Output the material beneath exactly, leaving nothing out.

------ STORED DATA

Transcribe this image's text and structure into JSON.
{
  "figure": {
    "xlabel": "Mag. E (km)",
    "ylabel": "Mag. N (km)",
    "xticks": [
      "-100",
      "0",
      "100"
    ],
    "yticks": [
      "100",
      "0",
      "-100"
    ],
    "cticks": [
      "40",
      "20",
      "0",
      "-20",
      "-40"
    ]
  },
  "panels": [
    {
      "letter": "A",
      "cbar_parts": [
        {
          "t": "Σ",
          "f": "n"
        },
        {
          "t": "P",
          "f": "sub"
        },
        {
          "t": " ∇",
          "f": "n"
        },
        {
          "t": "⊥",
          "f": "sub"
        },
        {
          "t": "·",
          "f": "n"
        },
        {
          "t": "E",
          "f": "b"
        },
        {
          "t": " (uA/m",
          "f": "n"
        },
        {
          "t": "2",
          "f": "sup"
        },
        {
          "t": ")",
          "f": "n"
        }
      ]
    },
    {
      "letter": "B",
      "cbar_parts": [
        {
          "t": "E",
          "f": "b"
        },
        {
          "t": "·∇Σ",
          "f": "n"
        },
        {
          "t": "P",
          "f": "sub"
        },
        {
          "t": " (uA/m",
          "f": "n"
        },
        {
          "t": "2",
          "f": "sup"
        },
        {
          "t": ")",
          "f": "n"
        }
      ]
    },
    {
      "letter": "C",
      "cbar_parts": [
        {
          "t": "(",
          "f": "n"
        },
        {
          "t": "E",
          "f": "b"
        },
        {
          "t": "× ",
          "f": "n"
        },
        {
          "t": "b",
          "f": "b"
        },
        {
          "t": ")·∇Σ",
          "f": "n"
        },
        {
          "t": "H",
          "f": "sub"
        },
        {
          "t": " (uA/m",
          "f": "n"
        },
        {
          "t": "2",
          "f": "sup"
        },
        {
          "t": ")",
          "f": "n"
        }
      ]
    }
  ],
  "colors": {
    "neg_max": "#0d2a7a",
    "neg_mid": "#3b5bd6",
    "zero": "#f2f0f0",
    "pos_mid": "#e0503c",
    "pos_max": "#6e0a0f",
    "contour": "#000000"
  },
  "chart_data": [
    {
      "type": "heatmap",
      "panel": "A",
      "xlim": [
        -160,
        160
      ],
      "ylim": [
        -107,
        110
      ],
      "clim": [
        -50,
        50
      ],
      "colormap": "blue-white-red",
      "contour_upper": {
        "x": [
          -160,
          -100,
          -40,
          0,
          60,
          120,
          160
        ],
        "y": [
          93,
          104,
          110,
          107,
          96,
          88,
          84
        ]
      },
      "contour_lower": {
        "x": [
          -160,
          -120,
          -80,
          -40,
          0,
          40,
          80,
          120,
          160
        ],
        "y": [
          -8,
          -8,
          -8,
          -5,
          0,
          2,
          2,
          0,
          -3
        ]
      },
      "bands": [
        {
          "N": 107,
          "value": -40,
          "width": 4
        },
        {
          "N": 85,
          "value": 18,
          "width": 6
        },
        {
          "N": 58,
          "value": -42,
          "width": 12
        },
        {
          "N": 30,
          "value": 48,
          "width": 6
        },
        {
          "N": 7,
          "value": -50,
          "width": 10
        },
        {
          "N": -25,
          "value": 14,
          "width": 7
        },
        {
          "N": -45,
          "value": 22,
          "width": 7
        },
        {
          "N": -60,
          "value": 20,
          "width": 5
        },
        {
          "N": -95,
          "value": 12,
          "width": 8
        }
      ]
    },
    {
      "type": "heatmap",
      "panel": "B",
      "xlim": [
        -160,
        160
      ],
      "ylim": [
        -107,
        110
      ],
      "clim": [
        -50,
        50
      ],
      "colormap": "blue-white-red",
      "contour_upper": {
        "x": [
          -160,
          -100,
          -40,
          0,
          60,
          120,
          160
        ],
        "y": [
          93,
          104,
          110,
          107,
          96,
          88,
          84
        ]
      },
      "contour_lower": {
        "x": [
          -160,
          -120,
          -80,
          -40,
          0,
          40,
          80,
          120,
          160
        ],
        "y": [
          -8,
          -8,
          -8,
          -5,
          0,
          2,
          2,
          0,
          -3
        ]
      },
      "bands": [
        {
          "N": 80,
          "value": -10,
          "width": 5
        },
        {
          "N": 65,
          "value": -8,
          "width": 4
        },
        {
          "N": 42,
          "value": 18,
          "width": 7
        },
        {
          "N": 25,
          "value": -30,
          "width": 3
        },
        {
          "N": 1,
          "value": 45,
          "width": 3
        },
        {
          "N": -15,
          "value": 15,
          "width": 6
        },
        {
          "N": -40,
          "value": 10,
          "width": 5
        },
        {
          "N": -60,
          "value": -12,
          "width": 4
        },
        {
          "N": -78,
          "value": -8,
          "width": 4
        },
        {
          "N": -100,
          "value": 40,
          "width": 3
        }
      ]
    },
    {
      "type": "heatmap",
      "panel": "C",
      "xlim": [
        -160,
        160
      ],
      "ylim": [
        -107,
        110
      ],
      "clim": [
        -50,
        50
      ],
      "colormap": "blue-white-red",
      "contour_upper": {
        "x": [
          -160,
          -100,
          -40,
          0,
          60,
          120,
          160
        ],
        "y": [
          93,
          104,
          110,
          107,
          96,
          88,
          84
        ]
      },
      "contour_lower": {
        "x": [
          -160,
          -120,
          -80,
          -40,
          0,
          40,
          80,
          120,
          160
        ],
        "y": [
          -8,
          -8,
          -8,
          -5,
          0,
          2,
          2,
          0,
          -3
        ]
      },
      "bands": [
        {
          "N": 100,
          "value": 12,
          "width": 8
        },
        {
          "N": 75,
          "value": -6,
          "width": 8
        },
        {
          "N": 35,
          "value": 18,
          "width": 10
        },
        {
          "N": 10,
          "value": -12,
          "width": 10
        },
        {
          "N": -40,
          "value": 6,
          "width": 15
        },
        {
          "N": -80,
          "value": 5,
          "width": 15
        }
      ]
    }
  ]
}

------------

SOLUTION FOR THIS PROBLEM:
Transcribe this image's text and structure into JSON.
{
  "figure": {
    "xlabel": "Mag. E (km)",
    "ylabel": "Mag. N (km)",
    "xticks": [
      "-100",
      "0",
      "100"
    ],
    "yticks": [
      "100",
      "0",
      "-100"
    ],
    "cticks": [
      "40",
      "20",
      "0",
      "-20",
      "-40"
    ]
  },
  "panels": [
    {
      "letter": "A",
      "cbar_parts": [
        {
          "t": "Σ",
          "f": "n"
        },
        {
          "t": "P",
          "f": "sub"
        },
        {
          "t": " ∇",
          "f": "n"
        },
        {
          "t": "⊥",
          "f": "sub"
        },
        {
          "t": "·",
          "f": "n"
        },
        {
          "t": "E",
          "f": "b"
        },
        {
          "t": " (uA/m",
          "f": "n"
        },
        {
          "t": "2",
          "f": "sup"
        },
        {
          "t": ")",
          "f": "n"
        }
      ]
    },
    {
      "letter": "B",
      "cbar_parts": [
        {
          "t": "E",
          "f": "b"
        },
        {
          "t": "·∇Σ",
          "f": "n"
        },
        {
          "t": "P",
          "f": "sub"
        },
        {
          "t": " (uA/m",
          "f": "n"
        },
        {
          "t": "2",
          "f": "sup"
        },
        {
          "t": ")",
          "f": "n"
        }
      ]
    },
    {
      "letter": "C",
      "cbar_parts": [
        {
          "t": "(",
          "f": "n"
        },
        {
          "t": "E",
          "f": "b"
        },
        {
          "t": "× ",
          "f": "n"
        },
        {
          "t": "b",
          "f": "b"
        },
        {
          "t": ")·∇Σ",
          "f": "n"
        },
        {
          "t": "H",
          "f": "sub"
        },
        {
          "t": " (uA/m",
          "f": "n"
        },
        {
          "t": "2",
          "f": "sup"
        },
        {
          "t": ")",
          "f": "n"
        }
      ]
    }
  ],
  "colors": {
    "neg_max": "#0d2a7a",
    "neg_mid": "#3b5bd6",
    "zero": "#f2f0f0",
    "pos_mid": "#e0503c",
    "pos_max": "#6e0a0f",
    "contour": "#000000"
  },
  "chart_data": [
    {
      "type": "heatmap",
      "panel": "A",
      "xlim": [
        -160,
        160
      ],
      "ylim": [
        -107,
        110
      ],
      "clim": [
        -50,
        50
      ],
      "colormap": "blue-white-red",
      "contour_upper": {
        "x": [
          -160,
          -100,
          -40,
          0,
          60,
          120,
          160
        ],
        "y": [
          93,
          104,
          110,
          107,
          96,
          88,
          84
        ]
      },
      "contour_lower": {
        "x": [
          -160,
          -120,
          -80,
          -40,
          0,
          40,
          80,
          120,
          160
        ],
        "y": [
          -8,
          -8,
          -8,
          -5,
          0,
          2,
          2,
          0,
          -3
        ]
      },
      "bands": [
        {
          "N": 107,
          "value": -40,
          "width": 4
        },
        {
          "N": 85,
          "value": 18,
          "width": 6
        },
        {
          "N": 58,
          "value": -42,
          "width": 12
        },
        {
          "N": 30,
          "value": 48,
          "width": 6
        },
        {
          "N": 7,
          "value": -50,
          "width": 10
        },
        {
          "N": -25,
          "value": 14,
          "width": 7
        },
        {
          "N": -45,
          "value": 22,
          "width": 7
        },
        {
          "N": -60,
          "value": 20,
          "width": 5
        },
        {
          "N": -95,
          "value": 12,
          "width": 8
        }
      ]
    },
    {
      "type": "heatmap",
      "panel": "B",
      "xlim": [
        -160,
        160
      ],
      "ylim": [
        -107,
        110
      ],
      "clim": [
        -50,
        50
      ],
      "colormap": "blue-white-red",
      "contour_upper": {
        "x": [
          -160,
          -100,
          -40,
          0,
          60,
          120,
          160
        ],
        "y": [
          93,
          104,
          110,
          107,
          96,
          88,
          84
        ]
      },
      "contour_lower": {
        "x": [
          -160,
          -120,
          -80,
          -40,
          0,
          40,
          80,
          120,
          160
        ],
        "y": [
          -8,
          -8,
          -8,
          -5,
          0,
          2,
          2,
          0,
          -3
        ]
      },
      "bands": [
        {
          "N": 80,
          "value": -10,
          "width": 5
        },
        {
          "N": 65,
          "value": -8,
          "width": 4
        },
        {
          "N": 42,
          "value": 18,
          "width": 7
        },
        {
          "N": 25,
          "value": -30,
          "width": 3
        },
        {
          "N": 1,
          "value": 45,
          "width": 3
        },
        {
          "N": -15,
          "value": 15,
          "width": 6
        },
        {
          "N": -40,
          "value": 10,
          "width": 5
        },
        {
          "N": -60,
          "value": -12,
          "width": 4
        },
        {
          "N": -78,
          "value": -8,
          "width": 4
        },
        {
          "N": -100,
          "value": 40,
          "width": 3
        }
      ]
    },
    {
      "type": "heatmap",
      "panel": "C",
      "xlim": [
        -160,
        160
      ],
      "ylim": [
        -107,
        110
      ],
      "clim": [
        -50,
        50
      ],
      "colormap": "blue-white-red",
      "contour_upper": {
        "x": [
          -160,
          -100,
          -40,
          0,
          60,
          120,
          160
        ],
        "y": [
          93,
          104,
          110,
          107,
          96,
          88,
          84
        ]
      },
      "contour_lower": {
        "x": [
          -160,
          -120,
          -80,
          -40,
          0,
          40,
          80,
          120,
          160
        ],
        "y": [
          -8,
          -8,
          -8,
          -5,
          0,
          2,
          2,
          0,
          -3
        ]
      },
      "bands": [
        {
          "N": 100,
          "value": 12,
          "width": 8
        },
        {
          "N": 75,
          "value": -6,
          "width": 8
        },
        {
          "N": 35,
          "value": 18,
          "width": 10
        },
        {
          "N": 10,
          "value": -12,
          "width": 10
        },
        {
          "N": -40,
          "value": 6,
          "width": 15
        },
        {
          "N": -80,
          "value": 5,
          "width": 15
        }
      ]
    }
  ]
}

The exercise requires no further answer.